***** Rows

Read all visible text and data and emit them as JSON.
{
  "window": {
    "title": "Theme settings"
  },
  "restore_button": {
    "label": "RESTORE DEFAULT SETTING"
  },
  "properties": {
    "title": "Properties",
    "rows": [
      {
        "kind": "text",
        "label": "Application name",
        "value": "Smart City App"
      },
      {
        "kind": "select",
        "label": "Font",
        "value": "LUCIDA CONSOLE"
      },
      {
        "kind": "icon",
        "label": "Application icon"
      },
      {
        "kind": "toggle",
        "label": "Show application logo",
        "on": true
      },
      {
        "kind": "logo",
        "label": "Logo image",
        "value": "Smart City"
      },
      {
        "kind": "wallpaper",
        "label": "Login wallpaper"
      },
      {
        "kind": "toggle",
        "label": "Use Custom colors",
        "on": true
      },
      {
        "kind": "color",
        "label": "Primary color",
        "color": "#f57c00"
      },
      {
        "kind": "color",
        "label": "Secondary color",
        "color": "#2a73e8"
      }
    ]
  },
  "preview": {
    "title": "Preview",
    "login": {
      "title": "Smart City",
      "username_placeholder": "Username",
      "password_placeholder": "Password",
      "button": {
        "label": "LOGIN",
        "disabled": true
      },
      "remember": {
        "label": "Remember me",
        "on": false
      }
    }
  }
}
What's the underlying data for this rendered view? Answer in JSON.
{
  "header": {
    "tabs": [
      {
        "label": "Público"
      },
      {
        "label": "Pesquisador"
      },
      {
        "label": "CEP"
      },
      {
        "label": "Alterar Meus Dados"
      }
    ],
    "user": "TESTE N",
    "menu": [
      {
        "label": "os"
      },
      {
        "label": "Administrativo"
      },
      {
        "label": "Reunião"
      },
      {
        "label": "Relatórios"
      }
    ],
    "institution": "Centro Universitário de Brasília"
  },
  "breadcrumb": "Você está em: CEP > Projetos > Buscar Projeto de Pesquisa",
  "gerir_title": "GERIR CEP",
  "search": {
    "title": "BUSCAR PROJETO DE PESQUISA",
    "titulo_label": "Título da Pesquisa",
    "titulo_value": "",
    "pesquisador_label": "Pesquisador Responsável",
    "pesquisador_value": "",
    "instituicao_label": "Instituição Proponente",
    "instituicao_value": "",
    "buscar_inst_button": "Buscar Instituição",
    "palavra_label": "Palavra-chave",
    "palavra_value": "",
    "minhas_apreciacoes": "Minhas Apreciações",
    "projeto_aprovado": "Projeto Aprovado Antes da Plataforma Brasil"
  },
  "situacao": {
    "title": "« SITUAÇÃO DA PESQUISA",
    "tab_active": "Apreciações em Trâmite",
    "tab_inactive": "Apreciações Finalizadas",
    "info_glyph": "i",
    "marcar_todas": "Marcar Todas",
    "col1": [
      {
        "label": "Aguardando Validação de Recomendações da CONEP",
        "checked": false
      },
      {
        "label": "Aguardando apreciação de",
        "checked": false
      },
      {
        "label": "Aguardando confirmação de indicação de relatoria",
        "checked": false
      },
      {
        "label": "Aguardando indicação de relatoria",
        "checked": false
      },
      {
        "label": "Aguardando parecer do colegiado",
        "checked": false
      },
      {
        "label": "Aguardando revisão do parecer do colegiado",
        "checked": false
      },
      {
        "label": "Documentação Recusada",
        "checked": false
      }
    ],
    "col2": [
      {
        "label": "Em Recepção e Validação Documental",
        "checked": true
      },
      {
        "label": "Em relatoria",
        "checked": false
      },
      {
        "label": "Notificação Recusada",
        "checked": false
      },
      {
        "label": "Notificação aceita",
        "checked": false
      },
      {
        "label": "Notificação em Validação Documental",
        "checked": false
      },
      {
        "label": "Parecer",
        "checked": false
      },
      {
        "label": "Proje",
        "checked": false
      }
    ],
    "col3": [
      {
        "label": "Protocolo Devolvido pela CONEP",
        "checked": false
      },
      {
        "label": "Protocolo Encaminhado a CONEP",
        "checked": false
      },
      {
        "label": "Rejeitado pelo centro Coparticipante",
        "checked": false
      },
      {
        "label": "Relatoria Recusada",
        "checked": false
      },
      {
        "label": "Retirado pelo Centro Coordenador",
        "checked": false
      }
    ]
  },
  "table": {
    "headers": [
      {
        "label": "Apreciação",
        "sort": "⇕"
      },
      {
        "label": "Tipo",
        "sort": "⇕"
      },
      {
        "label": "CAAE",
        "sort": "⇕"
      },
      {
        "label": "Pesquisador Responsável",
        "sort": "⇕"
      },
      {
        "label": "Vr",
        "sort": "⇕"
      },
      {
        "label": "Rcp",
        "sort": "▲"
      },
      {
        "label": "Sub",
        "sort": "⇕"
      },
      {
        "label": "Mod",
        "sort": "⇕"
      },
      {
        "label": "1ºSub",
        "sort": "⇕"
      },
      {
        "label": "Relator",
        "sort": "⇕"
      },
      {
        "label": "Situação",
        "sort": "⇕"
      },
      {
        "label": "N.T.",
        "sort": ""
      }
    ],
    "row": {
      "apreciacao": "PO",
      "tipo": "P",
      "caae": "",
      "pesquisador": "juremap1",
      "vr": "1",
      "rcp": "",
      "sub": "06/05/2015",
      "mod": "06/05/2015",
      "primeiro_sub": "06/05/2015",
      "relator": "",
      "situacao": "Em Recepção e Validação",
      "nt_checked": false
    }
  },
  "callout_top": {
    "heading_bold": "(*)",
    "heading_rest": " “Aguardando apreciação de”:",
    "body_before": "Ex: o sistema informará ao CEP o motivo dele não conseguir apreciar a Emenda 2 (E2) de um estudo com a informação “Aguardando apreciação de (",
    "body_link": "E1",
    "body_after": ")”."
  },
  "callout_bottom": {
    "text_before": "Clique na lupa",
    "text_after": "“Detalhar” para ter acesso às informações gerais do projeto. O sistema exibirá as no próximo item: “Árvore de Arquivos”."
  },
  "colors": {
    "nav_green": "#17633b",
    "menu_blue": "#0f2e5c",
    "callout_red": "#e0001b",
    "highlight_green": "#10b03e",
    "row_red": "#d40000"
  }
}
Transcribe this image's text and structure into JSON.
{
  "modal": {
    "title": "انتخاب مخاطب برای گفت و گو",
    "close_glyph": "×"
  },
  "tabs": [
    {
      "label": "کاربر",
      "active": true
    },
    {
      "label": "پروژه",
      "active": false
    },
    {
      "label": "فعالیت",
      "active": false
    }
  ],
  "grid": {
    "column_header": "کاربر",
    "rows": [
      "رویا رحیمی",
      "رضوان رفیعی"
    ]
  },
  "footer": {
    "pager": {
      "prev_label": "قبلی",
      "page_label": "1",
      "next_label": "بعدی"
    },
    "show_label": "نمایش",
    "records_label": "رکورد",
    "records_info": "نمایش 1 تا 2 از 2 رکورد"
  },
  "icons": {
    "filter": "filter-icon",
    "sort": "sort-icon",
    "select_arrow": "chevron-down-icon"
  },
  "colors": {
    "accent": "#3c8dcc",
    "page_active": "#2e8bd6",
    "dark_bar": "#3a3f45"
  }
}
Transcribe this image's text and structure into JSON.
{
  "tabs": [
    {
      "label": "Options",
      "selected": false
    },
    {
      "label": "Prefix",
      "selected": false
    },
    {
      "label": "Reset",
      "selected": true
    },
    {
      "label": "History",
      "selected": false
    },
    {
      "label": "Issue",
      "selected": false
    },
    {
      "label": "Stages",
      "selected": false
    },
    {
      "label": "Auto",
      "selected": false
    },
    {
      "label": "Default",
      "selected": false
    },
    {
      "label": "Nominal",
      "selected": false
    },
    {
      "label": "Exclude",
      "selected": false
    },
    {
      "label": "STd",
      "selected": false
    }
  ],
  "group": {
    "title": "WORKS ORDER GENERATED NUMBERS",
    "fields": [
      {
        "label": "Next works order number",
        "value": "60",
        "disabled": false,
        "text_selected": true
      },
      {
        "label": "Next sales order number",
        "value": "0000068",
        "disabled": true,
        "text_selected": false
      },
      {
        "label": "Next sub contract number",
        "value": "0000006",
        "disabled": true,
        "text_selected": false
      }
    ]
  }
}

**********

# [Requirements]
Look through the entries above for the word "Apreciações". Copy every line where it shows up.

# [Exercise solution]
    "minhas_apreciacoes": "Minhas Apreciações",
    "tab_active": "Apreciações em Trâmite",
    "tab_inactive": "Apreciações Finalizadas",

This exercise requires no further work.